GOAL -
Could you transcribe the material below exactly, without leaving out a single line?
— start DATA ENTRIES —
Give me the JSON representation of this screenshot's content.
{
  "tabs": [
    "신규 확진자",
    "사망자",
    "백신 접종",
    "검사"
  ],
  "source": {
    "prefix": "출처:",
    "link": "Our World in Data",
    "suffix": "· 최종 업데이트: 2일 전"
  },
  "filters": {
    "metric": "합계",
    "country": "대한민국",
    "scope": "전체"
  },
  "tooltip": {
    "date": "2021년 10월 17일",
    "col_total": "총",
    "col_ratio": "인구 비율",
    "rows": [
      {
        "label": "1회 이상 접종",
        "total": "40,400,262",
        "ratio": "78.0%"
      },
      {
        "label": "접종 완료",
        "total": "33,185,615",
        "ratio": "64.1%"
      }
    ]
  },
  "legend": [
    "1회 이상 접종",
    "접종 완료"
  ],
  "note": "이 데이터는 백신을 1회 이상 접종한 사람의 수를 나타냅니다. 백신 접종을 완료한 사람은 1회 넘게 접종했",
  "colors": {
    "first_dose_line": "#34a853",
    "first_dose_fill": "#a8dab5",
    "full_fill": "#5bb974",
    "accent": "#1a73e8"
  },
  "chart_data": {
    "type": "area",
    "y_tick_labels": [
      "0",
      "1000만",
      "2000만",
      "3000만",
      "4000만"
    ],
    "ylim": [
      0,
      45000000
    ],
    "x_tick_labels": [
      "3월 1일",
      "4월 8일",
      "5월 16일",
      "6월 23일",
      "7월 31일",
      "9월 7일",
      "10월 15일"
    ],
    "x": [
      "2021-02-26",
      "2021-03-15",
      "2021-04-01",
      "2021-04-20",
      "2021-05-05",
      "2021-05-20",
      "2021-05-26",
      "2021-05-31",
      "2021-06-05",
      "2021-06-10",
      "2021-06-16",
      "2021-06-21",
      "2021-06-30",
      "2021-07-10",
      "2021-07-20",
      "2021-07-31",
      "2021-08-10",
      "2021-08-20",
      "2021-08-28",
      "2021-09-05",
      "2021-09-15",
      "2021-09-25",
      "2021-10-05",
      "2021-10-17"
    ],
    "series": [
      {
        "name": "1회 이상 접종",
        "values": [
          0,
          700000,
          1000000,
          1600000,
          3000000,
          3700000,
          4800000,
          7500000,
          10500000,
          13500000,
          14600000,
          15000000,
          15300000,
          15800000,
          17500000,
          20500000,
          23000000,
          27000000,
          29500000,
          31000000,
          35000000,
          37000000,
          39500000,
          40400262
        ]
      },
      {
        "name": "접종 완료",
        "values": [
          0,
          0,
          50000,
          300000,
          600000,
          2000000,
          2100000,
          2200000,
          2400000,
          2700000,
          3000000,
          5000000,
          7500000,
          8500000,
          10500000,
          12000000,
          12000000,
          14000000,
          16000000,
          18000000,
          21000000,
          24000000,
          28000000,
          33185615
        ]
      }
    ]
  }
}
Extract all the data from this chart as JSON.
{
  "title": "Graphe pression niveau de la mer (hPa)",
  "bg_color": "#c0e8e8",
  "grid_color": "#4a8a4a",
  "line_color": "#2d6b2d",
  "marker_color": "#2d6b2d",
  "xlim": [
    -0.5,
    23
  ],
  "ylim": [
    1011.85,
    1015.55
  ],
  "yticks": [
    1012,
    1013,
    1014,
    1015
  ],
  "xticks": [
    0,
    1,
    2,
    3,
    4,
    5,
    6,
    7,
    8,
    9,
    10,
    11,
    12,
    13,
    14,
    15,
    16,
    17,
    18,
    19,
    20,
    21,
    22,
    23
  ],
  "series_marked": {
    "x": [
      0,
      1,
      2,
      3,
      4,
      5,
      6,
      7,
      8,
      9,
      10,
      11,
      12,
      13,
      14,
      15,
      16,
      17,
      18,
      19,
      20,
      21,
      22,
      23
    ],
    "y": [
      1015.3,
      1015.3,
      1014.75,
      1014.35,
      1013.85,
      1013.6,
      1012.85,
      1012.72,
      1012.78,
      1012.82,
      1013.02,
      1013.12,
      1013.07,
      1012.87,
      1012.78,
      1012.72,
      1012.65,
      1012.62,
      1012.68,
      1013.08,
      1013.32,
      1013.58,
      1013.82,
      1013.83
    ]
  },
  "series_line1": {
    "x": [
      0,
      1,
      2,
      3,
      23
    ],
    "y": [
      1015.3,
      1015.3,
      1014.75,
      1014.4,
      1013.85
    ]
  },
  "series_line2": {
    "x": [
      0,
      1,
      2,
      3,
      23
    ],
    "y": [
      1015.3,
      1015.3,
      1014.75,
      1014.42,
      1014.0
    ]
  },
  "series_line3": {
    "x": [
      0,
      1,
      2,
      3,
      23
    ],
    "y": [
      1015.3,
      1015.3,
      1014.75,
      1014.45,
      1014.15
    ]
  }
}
— end DATA ENTRIES —
EXERCISE OUTPUT -
Give me the JSON representation of this screenshot's content.
{
  "tabs": [
    "신규 확진자",
    "사망자",
    "백신 접종",
    "검사"
  ],
  "source": {
    "prefix": "출처:",
    "link": "Our World in Data",
    "suffix": "· 최종 업데이트: 2일 전"
  },
  "filters": {
    "metric": "합계",
    "country": "대한민국",
    "scope": "전체"
  },
  "tooltip": {
    "date": "2021년 10월 17일",
    "col_total": "총",
    "col_ratio": "인구 비율",
    "rows": [
      {
        "label": "1회 이상 접종",
        "total": "40,400,262",
        "ratio": "78.0%"
      },
      {
        "label": "접종 완료",
        "total": "33,185,615",
        "ratio": "64.1%"
      }
    ]
  },
  "legend": [
    "1회 이상 접종",
    "접종 완료"
  ],
  "note": "이 데이터는 백신을 1회 이상 접종한 사람의 수를 나타냅니다. 백신 접종을 완료한 사람은 1회 넘게 접종했",
  "colors": {
    "first_dose_line": "#34a853",
    "first_dose_fill": "#a8dab5",
    "full_fill": "#5bb974",
    "accent": "#1a73e8"
  },
  "chart_data": {
    "type": "area",
    "y_tick_labels": [
      "0",
      "1000만",
      "2000만",
      "3000만",
      "4000만"
    ],
    "ylim": [
      0,
      45000000
    ],
    "x_tick_labels": [
      "3월 1일",
      "4월 8일",
      "5월 16일",
      "6월 23일",
      "7월 31일",
      "9월 7일",
      "10월 15일"
    ],
    "x": [
      "2021-02-26",
      "2021-03-15",
      "2021-04-01",
      "2021-04-20",
      "2021-05-05",
      "2021-05-20",
      "2021-05-26",
      "2021-05-31",
      "2021-06-05",
      "2021-06-10",
      "2021-06-16",
      "2021-06-21",
      "2021-06-30",
      "2021-07-10",
      "2021-07-20",
      "2021-07-31",
      "2021-08-10",
      "2021-08-20",
      "2021-08-28",
      "2021-09-05",
      "2021-09-15",
      "2021-09-25",
      "2021-10-05",
      "2021-10-17"
    ],
    "series": [
      {
        "name": "1회 이상 접종",
        "values": [
          0,
          700000,
          1000000,
          1600000,
          3000000,
          3700000,
          4800000,
          7500000,
          10500000,
          13500000,
          14600000,
          15000000,
          15300000,
          15800000,
          17500000,
          20500000,
          23000000,
          27000000,
          29500000,
          31000000,
          35000000,
          37000000,
          39500000,
          40400262
        ]
      },
      {
        "name": "접종 완료",
        "values": [
          0,
          0,
          50000,
          300000,
          600000,
          2000000,
          2100000,
          2200000,
          2400000,
          2700000,
          3000000,
          5000000,
          7500000,
          8500000,
          10500000,
          12000000,
          12000000,
          14000000,
          16000000,
          18000000,
          21000000,
          24000000,
          28000000,
          33185615
        ]
      }
    ]
  }
}
Extract all the data from this chart as JSON.
{
  "title": "Graphe pression niveau de la mer (hPa)",
  "bg_color": "#c0e8e8",
  "grid_color": "#4a8a4a",
  "line_color": "#2d6b2d",
  "marker_color": "#2d6b2d",
  "xlim": [
    -0.5,
    23
  ],
  "ylim": [
    1011.85,
    1015.55
  ],
  "yticks": [
    1012,
    1013,
    1014,
    1015
  ],
  "xticks": [
    0,
    1,
    2,
    3,
    4,
    5,
    6,
    7,
    8,
    9,
    10,
    11,
    12,
    13,
    14,
    15,
    16,
    17,
    18,
    19,
    20,
    21,
    22,
    23
  ],
  "series_marked": {
    "x": [
      0,
      1,
      2,
      3,
      4,
      5,
      6,
      7,
      8,
      9,
      10,
      11,
      12,
      13,
      14,
      15,
      16,
      17,
      18,
      19,
      20,
      21,
      22,
      23
    ],
    "y": [
      1015.3,
      1015.3,
      1014.75,
      1014.35,
      1013.85,
      1013.6,
      1012.85,
      1012.72,
      1012.78,
      1012.82,
      1013.02,
      1013.12,
      1013.07,
      1012.87,
      1012.78,
      1012.72,
      1012.65,
      1012.62,
      1012.68,
      1013.08,
      1013.32,
      1013.58,
      1013.82,
      1013.83
    ]
  },
  "series_line1": {
    "x": [
      0,
      1,
      2,
      3,
      23
    ],
    "y": [
      1015.3,
      1015.3,
      1014.75,
      1014.4,
      1013.85
    ]
  },
  "series_line2": {
    "x": [
      0,
      1,
      2,
      3,
      23
    ],
    "y": [
      1015.3,
      1015.3,
      1014.75,
      1014.42,
      1014.0
    ]
  },
  "series_line3": {
    "x": [
      0,
      1,
      2,
      3,
      23
    ],
    "y": [
      1015.3,
      1015.3,
      1014.75,
      1014.45,
      1014.15
    ]
  }
}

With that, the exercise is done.